▸ **Work order**:
Retype the passage of the piece on Christmas in France from "1950s Archive" through "to be seen.".

--- Extract provided Enclosed Below ---

1950s Archive

Noël By Nostalgia

Originally Published December 1950

An American suddenly finding himself in a small town in France a week or more before Christmas might well wonder whether this holiday is celebrated at all. To him, all outward show of it would be lacking. The small shops aren't bright with red and green trimmings or stacked with Christmas merchandise, the post office looks little different from any other time, and neither the elaborate toys and gadgets made for the Christmas trade nor the brilliantly lighted Christmas trees that Americans have come to expect are anywhere to be seen.

But Christmas, believe a Frenchman, is not overlooked and never has been. Mais non! Just settle down for a winter in a French town and you won't be able to escape the week-by-week preparations that lead up to December twenty-fifth. They are preparations for food, however, not for gifts, because in France this is a religious feast day and centers, as they all do, first around the church and then around the family dinner table. It is as memorable as an American Christmas, albeit, I think, a shade less nerve-wracking. If there is un arbre de Noë;l, it is set up by the town in the schoolhouse, parents taking only the little ones under five to see the tree. Very inexpensive presents are given them, oranges or small animal toys. Older children are remembered at New Year's by père Janvier, with gifts placed in sabots left on the hearth. And the special holiday candies—fancy fondant, chocolates, and marrons glacés—are for New Year's, too.

When late autumn and winter bring colder, shorter days and long nights, it is almost like another life in France. The change of season spurs appetites, and there is more time for sitting around the table and enjoying a good meal during la veillée, as the time between dusk and bedtime is called. After the first weeks of December are ticked off the calendar, the honking of geese carefully fattened up all summer will be heard no longer, and many a grunting pig has disappeared. The farmer's wife begins cleaning the big black kettles, and a good supply of boudin and andouillette and tête de porc for Noël is assured. Then, since the harvest is all in, there's time for hunting, too, and December's pheasant, rabbit, and other game come to the Christmas feast as spicy pâtés enclosed in golden-brown crusts.

My memories of Christmas in France are threefold. Many were spent at my grandparents' farm where the poultry and animals for their own table were raised and slaughtered. Root vegetables were stored for a long winter, fruits dried, chestnuts gathered and taken from the prickly burrs, and all the other chores done that townspeople are not concerned with.

--- End of Enclosed Extract provided ---
--- Data under study Enclosed Below ---

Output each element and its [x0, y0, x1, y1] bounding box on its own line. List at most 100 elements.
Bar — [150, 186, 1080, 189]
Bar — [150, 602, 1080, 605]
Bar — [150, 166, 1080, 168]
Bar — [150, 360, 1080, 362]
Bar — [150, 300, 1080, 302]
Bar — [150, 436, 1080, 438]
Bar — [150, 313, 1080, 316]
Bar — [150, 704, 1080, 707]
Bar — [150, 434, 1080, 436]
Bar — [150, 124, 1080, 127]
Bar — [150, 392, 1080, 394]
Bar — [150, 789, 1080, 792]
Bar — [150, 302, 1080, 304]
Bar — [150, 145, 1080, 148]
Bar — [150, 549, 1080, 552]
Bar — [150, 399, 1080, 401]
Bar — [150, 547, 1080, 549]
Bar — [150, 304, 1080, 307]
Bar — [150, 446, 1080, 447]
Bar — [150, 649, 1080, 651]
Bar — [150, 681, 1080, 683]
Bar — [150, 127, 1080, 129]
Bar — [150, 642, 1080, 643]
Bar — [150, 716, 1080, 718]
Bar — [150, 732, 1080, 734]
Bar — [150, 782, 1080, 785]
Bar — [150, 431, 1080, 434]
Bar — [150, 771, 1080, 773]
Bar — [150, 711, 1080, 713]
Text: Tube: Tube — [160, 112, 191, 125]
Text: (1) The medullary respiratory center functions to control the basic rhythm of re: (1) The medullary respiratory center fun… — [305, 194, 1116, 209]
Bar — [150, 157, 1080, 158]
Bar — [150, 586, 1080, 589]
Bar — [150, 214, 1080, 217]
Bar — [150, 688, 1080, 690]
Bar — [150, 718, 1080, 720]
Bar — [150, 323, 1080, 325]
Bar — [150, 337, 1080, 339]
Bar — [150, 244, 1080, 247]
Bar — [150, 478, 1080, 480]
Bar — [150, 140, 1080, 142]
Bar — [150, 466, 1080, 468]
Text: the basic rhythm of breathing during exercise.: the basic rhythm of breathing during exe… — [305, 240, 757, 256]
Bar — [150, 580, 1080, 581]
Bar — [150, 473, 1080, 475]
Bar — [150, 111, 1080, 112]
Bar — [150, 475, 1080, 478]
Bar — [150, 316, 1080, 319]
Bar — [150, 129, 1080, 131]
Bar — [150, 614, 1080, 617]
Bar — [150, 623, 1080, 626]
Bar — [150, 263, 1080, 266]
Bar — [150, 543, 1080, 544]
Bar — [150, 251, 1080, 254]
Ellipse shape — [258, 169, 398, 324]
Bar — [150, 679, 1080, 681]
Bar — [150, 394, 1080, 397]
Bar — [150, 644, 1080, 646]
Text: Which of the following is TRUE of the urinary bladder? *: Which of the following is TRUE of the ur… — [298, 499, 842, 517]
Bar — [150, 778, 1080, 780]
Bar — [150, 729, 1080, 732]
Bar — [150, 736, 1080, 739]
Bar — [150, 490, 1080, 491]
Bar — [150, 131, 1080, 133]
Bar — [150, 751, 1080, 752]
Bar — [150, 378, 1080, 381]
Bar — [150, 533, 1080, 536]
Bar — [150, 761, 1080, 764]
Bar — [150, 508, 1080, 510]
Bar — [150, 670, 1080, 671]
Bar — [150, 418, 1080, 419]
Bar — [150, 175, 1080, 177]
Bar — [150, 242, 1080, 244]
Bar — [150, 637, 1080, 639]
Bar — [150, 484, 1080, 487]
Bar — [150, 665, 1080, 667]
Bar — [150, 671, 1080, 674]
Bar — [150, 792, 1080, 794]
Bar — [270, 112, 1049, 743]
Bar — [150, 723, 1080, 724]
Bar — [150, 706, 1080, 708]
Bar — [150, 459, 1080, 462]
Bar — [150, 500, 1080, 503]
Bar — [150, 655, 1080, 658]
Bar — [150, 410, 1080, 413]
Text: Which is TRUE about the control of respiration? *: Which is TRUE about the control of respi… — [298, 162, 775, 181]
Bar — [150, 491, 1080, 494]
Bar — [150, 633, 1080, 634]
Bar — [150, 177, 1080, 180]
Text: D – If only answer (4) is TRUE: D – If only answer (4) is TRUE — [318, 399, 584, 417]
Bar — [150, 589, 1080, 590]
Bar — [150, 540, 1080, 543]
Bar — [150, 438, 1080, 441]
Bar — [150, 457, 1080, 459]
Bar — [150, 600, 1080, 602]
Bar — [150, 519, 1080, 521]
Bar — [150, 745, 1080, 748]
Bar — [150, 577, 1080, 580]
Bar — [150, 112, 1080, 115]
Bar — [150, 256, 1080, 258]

--- End of Enclosed Data under study ---

▸ **Answer to this problem**:
1950s Archive

Noël By Nostalgia

Originally Published December 1950

An American suddenly finding himself in a small town in France a week or more before Christmas might well wonder whether this holiday is celebrated at all. To him, all outward show of it would be lacking. The small shops aren't bright with red and green trimmings or stacked with Christmas merchandise, the post office looks little different from any other time, and neither the elaborate toys and gadgets made for the Christmas trade nor the brilliantly lighted Christmas trees that Americans have come to expect are anywhere to be seen.